**Stored records**
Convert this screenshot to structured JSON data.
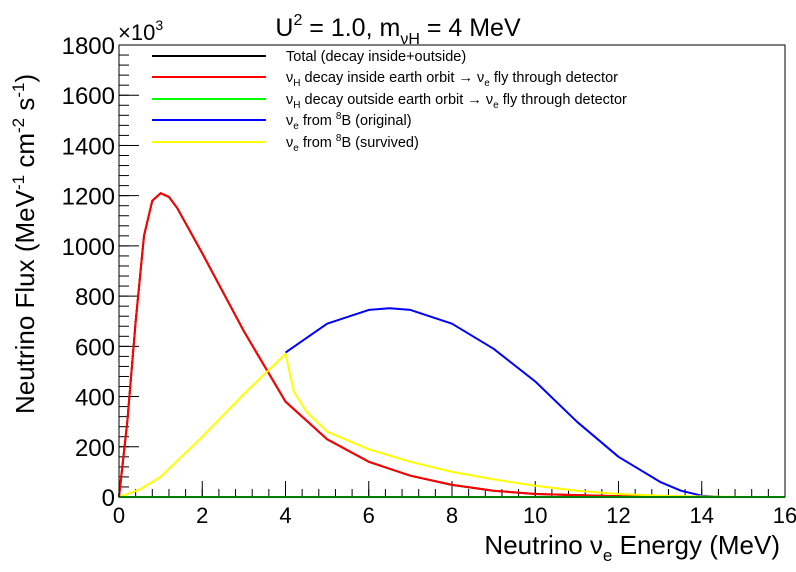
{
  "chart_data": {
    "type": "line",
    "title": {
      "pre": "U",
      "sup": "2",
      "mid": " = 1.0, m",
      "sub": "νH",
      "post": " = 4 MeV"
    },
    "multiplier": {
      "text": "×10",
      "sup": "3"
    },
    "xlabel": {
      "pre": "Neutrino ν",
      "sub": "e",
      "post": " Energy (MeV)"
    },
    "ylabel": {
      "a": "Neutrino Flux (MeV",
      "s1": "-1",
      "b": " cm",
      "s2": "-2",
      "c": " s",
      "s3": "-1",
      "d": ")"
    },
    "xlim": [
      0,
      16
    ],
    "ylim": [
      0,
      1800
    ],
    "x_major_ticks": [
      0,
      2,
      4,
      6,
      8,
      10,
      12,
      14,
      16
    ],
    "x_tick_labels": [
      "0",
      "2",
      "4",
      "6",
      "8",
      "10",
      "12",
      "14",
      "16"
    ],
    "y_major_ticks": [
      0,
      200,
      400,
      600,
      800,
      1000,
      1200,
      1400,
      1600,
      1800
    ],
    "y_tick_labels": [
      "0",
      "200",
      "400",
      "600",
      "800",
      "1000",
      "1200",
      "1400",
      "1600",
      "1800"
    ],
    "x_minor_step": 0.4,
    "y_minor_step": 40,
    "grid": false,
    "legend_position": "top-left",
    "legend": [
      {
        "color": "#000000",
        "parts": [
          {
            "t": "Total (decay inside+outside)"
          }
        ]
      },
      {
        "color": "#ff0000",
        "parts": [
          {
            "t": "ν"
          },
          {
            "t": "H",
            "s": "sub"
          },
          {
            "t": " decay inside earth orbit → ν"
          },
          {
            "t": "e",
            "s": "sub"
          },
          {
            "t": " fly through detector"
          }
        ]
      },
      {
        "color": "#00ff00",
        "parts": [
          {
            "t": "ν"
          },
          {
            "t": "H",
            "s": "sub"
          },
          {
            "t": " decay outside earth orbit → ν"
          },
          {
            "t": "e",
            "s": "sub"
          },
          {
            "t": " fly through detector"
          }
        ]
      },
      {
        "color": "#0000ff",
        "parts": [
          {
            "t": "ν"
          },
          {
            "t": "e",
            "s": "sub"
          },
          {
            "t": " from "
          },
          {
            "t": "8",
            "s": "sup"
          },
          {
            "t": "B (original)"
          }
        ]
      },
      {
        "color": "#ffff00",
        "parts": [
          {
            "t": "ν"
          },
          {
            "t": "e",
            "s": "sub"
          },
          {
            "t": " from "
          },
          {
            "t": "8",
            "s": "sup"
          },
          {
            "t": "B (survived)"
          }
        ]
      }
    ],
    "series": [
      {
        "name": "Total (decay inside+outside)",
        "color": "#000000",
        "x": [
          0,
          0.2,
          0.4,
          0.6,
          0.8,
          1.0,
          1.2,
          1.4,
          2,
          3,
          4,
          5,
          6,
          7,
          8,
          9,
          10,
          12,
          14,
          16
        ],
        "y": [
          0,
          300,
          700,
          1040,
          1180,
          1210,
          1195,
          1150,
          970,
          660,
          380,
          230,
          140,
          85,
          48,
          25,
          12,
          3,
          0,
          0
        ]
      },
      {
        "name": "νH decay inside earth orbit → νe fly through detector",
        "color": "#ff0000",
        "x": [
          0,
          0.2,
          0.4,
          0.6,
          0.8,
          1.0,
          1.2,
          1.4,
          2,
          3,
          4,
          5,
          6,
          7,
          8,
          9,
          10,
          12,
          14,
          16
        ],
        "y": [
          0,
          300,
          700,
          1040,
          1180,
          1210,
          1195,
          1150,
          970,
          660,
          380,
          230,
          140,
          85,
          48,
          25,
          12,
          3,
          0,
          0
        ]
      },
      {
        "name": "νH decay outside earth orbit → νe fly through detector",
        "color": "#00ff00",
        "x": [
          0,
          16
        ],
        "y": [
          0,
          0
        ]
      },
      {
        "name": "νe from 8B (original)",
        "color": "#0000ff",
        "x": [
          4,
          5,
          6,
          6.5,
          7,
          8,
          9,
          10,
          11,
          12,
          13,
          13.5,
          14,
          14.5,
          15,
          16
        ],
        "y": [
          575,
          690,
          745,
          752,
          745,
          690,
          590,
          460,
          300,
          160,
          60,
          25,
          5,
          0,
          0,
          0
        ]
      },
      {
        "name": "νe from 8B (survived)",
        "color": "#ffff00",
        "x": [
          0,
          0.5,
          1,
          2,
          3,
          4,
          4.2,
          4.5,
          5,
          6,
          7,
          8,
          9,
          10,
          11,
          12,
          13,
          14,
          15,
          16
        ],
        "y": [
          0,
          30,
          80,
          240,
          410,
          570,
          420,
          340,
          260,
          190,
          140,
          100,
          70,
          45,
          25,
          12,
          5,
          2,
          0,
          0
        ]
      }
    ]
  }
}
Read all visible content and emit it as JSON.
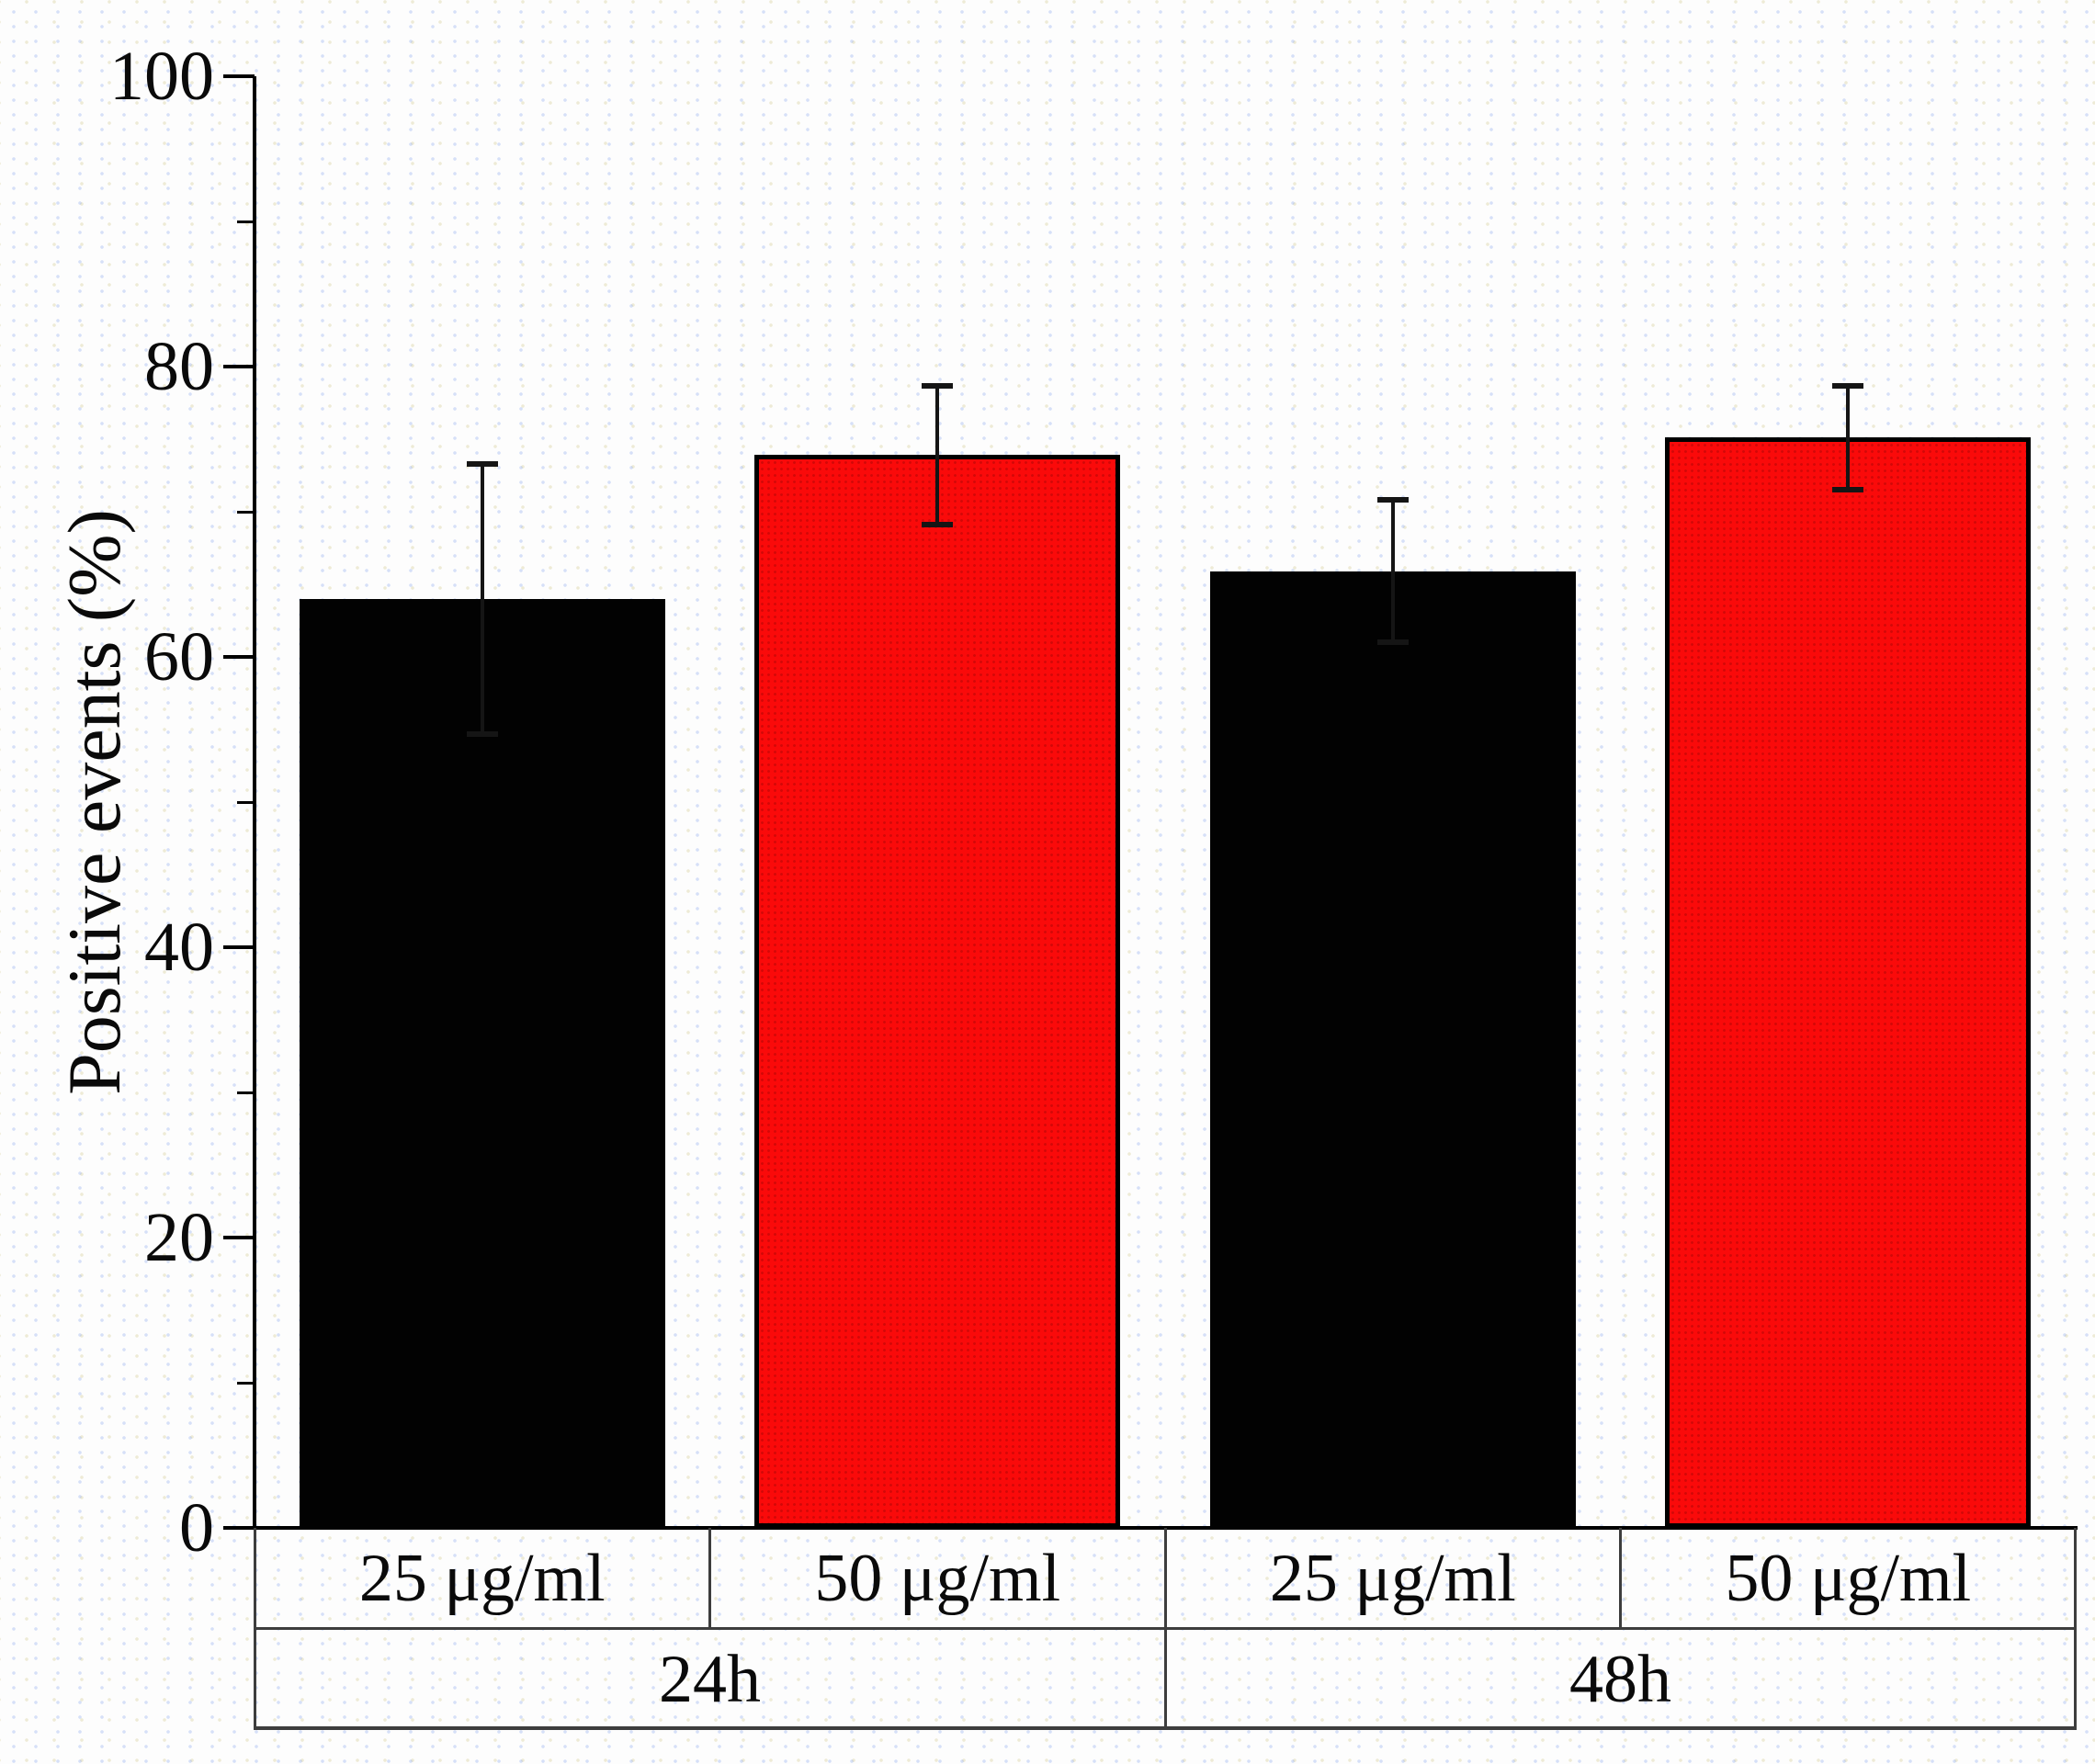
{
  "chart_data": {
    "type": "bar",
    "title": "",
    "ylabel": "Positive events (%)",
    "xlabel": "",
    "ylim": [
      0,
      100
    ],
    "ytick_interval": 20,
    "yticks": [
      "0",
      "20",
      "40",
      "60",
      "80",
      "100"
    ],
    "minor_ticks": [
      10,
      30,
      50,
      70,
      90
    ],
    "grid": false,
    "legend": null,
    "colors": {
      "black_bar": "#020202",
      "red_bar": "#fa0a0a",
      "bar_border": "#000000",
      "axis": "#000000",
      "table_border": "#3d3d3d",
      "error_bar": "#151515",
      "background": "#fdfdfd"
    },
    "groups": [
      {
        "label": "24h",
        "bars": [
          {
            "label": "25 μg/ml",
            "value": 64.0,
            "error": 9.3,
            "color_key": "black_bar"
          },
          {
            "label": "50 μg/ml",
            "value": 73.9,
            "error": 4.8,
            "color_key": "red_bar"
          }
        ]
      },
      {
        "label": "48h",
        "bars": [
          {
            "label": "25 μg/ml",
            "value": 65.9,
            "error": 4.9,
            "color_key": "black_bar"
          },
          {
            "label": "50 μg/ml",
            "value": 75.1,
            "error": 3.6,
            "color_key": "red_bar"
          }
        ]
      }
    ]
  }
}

**Task goal**
Transcribe the material exactly, keeping every word and none of the pictures.

**Exercise result**
Convert this screenshot to structured JSON data.
{
  "chart_data": {
    "type": "line",
    "title": {
      "pre": "U",
      "sup": "2",
      "mid": " = 1.0, m",
      "sub": "νH",
      "post": " = 4 MeV"
    },
    "multiplier": {
      "text": "×10",
      "sup": "3"
    },
    "xlabel": {
      "pre": "Neutrino ν",
      "sub": "e",
      "post": " Energy (MeV)"
    },
    "ylabel": {
      "a": "Neutrino Flux (MeV",
      "s1": "-1",
      "b": " cm",
      "s2": "-2",
      "c": " s",
      "s3": "-1",
      "d": ")"
    },
    "xlim": [
      0,
      16
    ],
    "ylim": [
      0,
      1800
    ],
    "x_major_ticks": [
      0,
      2,
      4,
      6,
      8,
      10,
      12,
      14,
      16
    ],
    "x_tick_labels": [
      "0",
      "2",
      "4",
      "6",
      "8",
      "10",
      "12",
      "14",
      "16"
    ],
    "y_major_ticks": [
      0,
      200,
      400,
      600,
      800,
      1000,
      1200,
      1400,
      1600,
      1800
    ],
    "y_tick_labels": [
      "0",
      "200",
      "400",
      "600",
      "800",
      "1000",
      "1200",
      "1400",
      "1600",
      "1800"
    ],
    "x_minor_step": 0.4,
    "y_minor_step": 40,
    "grid": false,
    "legend_position": "top-left",
    "legend": [
      {
        "color": "#000000",
        "parts": [
          {
            "t": "Total (decay inside+outside)"
          }
        ]
      },
      {
        "color": "#ff0000",
        "parts": [
          {
            "t": "ν"
          },
          {
            "t": "H",
            "s": "sub"
          },
          {
            "t": " decay inside earth orbit → ν"
          },
          {
            "t": "e",
            "s": "sub"
          },
          {
            "t": " fly through detector"
          }
        ]
      },
      {
        "color": "#00ff00",
        "parts": [
          {
            "t": "ν"
          },
          {
            "t": "H",
            "s": "sub"
          },
          {
            "t": " decay outside earth orbit → ν"
          },
          {
            "t": "e",
            "s": "sub"
          },
          {
            "t": " fly through detector"
          }
        ]
      },
      {
        "color": "#0000ff",
        "parts": [
          {
            "t": "ν"
          },
          {
            "t": "e",
            "s": "sub"
          },
          {
            "t": " from "
          },
          {
            "t": "8",
            "s": "sup"
          },
          {
            "t": "B (original)"
          }
        ]
      },
      {
        "color": "#ffff00",
        "parts": [
          {
            "t": "ν"
          },
          {
            "t": "e",
            "s": "sub"
          },
          {
            "t": " from "
          },
          {
            "t": "8",
            "s": "sup"
          },
          {
            "t": "B (survived)"
          }
        ]
      }
    ],
    "series": [
      {
        "name": "Total (decay inside+outside)",
        "color": "#000000",
        "x": [
          0,
          0.2,
          0.4,
          0.6,
          0.8,
          1.0,
          1.2,
          1.4,
          2,
          3,
          4,
          5,
          6,
          7,
          8,
          9,
          10,
          12,
          14,
          16
        ],
        "y": [
          0,
          300,
          700,
          1040,
          1180,
          1210,
          1195,
          1150,
          970,
          660,
          380,
          230,
          140,
          85,
          48,
          25,
          12,
          3,
          0,
          0
        ]
      },
      {
        "name": "νH decay inside earth orbit → νe fly through detector",
        "color": "#ff0000",
        "x": [
          0,
          0.2,
          0.4,
          0.6,
          0.8,
          1.0,
          1.2,
          1.4,
          2,
          3,
          4,
          5,
          6,
          7,
          8,
          9,
          10,
          12,
          14,
          16
        ],
        "y": [
          0,
          300,
          700,
          1040,
          1180,
          1210,
          1195,
          1150,
          970,
          660,
          380,
          230,
          140,
          85,
          48,
          25,
          12,
          3,
          0,
          0
        ]
      },
      {
        "name": "νH decay outside earth orbit → νe fly through detector",
        "color": "#00ff00",
        "x": [
          0,
          16
        ],
        "y": [
          0,
          0
        ]
      },
      {
        "name": "νe from 8B (original)",
        "color": "#0000ff",
        "x": [
          4,
          5,
          6,
          6.5,
          7,
          8,
          9,
          10,
          11,
          12,
          13,
          13.5,
          14,
          14.5,
          15,
          16
        ],
        "y": [
          575,
          690,
          745,
          752,
          745,
          690,
          590,
          460,
          300,
          160,
          60,
          25,
          5,
          0,
          0,
          0
        ]
      },
      {
        "name": "νe from 8B (survived)",
        "color": "#ffff00",
        "x": [
          0,
          0.5,
          1,
          2,
          3,
          4,
          4.2,
          4.5,
          5,
          6,
          7,
          8,
          9,
          10,
          11,
          12,
          13,
          14,
          15,
          16
        ],
        "y": [
          0,
          30,
          80,
          240,
          410,
          570,
          420,
          340,
          260,
          190,
          140,
          100,
          70,
          45,
          25,
          12,
          5,
          2,
          0,
          0
        ]
      }
    ]
  }
}
Read all visible content and emit it as JSON.
{
  "chart_data": {
    "type": "bar",
    "title": "",
    "ylabel": "Positive events (%)",
    "xlabel": "",
    "ylim": [
      0,
      100
    ],
    "ytick_interval": 20,
    "yticks": [
      "0",
      "20",
      "40",
      "60",
      "80",
      "100"
    ],
    "minor_ticks": [
      10,
      30,
      50,
      70,
      90
    ],
    "grid": false,
    "legend": null,
    "colors": {
      "black_bar": "#020202",
      "red_bar": "#fa0a0a",
      "bar_border": "#000000",
      "axis": "#000000",
      "table_border": "#3d3d3d",
      "error_bar": "#151515",
      "background": "#fdfdfd"
    },
    "groups": [
      {
        "label": "24h",
        "bars": [
          {
            "label": "25 μg/ml",
            "value": 64.0,
            "error": 9.3,
            "color_key": "black_bar"
          },
          {
            "label": "50 μg/ml",
            "value": 73.9,
            "error": 4.8,
            "color_key": "red_bar"
          }
        ]
      },
      {
        "label": "48h",
        "bars": [
          {
            "label": "25 μg/ml",
            "value": 65.9,
            "error": 4.9,
            "color_key": "black_bar"
          },
          {
            "label": "50 μg/ml",
            "value": 75.1,
            "error": 3.6,
            "color_key": "red_bar"
          }
        ]
      }
    ]
  }
}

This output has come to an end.